■ Stated problem
Determine the number of lines containing the word "name", and state that figure alone.
□ □ □ □
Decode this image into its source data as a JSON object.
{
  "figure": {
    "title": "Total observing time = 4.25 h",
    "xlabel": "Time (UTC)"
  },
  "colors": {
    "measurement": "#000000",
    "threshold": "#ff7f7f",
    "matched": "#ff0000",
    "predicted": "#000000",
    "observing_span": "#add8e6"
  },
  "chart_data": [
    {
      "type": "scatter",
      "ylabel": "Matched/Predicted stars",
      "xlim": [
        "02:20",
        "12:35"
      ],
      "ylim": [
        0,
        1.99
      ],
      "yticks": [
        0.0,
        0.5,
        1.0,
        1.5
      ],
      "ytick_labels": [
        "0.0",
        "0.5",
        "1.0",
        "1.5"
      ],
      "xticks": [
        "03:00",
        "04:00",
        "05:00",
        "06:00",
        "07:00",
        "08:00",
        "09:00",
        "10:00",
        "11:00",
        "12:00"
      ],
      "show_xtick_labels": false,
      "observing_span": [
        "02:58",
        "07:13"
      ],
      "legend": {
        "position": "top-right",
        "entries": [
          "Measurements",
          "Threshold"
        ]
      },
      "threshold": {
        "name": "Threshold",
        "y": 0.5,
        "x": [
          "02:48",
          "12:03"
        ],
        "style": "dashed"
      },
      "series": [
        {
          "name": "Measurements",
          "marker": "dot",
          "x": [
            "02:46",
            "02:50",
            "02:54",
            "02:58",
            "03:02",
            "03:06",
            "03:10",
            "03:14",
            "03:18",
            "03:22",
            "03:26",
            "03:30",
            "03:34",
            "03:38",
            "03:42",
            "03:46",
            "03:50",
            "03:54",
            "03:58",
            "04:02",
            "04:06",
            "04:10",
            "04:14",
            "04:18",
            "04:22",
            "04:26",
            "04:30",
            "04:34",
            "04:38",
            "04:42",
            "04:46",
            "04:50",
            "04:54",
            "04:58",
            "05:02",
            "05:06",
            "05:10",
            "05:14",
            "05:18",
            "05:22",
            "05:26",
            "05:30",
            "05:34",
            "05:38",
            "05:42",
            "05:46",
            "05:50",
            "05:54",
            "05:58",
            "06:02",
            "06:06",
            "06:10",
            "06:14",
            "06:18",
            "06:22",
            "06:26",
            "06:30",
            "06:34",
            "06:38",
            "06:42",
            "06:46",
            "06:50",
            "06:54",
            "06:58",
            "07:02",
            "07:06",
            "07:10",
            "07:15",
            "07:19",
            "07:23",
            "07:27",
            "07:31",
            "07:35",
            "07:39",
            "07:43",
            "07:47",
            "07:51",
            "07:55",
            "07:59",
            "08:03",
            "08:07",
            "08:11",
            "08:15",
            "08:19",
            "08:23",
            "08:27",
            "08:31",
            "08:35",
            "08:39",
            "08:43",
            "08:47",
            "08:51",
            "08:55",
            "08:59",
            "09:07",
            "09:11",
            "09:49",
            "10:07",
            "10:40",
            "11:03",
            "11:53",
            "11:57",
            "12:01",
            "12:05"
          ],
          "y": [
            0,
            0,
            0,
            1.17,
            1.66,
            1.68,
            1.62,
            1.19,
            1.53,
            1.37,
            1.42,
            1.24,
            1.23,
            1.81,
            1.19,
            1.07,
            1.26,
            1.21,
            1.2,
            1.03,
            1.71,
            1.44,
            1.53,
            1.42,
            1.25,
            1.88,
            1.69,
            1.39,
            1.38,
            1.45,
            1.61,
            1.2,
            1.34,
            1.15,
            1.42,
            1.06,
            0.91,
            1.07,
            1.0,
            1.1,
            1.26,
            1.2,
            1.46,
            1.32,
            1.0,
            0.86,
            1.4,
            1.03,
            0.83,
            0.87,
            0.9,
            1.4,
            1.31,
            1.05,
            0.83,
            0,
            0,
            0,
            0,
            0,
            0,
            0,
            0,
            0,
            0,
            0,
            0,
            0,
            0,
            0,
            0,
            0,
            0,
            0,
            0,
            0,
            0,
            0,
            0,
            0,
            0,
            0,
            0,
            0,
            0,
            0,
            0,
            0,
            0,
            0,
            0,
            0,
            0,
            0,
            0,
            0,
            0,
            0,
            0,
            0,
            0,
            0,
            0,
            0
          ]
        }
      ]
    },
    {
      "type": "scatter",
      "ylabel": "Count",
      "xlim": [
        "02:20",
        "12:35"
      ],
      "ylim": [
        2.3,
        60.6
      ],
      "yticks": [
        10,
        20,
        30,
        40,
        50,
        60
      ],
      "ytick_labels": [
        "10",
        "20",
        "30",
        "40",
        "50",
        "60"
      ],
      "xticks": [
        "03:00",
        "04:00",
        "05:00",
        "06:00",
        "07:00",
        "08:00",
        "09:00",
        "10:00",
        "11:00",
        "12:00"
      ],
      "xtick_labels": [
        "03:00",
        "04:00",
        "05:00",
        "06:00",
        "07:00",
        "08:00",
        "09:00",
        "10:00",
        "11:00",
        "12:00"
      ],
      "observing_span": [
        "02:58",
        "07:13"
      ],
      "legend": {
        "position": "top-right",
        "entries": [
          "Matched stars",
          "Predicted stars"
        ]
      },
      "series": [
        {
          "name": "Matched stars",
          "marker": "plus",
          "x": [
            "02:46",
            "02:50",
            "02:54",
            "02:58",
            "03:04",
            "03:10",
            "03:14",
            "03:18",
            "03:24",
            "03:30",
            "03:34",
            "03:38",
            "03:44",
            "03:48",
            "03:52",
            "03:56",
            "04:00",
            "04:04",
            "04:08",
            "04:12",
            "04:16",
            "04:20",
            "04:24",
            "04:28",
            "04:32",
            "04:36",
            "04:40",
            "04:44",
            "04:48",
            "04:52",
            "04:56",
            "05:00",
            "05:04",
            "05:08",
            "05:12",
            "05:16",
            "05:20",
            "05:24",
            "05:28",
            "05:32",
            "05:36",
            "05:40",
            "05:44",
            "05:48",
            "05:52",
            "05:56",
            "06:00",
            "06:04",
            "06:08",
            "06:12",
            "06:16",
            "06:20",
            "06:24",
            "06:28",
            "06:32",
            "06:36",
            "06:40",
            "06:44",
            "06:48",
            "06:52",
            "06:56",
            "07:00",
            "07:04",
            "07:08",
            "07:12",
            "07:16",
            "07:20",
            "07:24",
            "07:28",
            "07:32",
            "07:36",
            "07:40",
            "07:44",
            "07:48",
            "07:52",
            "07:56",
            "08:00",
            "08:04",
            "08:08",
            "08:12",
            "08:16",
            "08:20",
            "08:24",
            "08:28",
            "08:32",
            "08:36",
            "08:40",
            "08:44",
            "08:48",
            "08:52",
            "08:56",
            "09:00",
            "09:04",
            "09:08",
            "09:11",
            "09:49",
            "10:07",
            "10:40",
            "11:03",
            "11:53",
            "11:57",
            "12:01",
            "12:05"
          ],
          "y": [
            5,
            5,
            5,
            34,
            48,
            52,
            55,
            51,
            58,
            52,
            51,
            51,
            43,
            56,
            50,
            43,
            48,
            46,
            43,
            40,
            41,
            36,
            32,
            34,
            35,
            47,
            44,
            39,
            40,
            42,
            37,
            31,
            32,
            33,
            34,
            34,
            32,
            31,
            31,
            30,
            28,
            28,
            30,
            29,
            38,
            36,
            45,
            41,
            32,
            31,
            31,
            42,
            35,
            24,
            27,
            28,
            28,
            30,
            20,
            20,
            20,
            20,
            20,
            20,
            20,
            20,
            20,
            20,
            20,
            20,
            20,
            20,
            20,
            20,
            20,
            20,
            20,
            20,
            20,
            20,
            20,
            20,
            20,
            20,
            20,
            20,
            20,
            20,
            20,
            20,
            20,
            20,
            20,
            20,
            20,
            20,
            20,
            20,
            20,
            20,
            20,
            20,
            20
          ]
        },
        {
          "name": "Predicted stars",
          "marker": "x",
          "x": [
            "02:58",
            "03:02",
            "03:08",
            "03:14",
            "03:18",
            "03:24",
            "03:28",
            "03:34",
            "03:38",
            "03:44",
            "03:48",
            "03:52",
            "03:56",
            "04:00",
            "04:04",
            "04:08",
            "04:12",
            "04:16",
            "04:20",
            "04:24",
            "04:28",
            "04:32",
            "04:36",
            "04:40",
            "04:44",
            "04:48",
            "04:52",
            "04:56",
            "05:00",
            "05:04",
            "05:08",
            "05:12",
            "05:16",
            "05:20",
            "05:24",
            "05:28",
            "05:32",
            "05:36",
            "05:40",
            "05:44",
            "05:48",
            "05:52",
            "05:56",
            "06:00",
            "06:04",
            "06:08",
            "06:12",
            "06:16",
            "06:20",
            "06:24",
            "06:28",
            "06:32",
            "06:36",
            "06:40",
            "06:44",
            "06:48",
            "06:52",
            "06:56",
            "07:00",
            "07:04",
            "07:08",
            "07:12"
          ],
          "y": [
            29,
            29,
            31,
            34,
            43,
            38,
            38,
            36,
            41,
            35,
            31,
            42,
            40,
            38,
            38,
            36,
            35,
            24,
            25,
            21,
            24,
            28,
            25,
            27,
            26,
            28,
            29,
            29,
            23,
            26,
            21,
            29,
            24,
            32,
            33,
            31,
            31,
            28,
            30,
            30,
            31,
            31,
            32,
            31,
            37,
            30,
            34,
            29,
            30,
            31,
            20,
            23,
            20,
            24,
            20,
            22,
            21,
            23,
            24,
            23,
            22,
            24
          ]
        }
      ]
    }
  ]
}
□ □ □ □
■ Solution for this exercise
4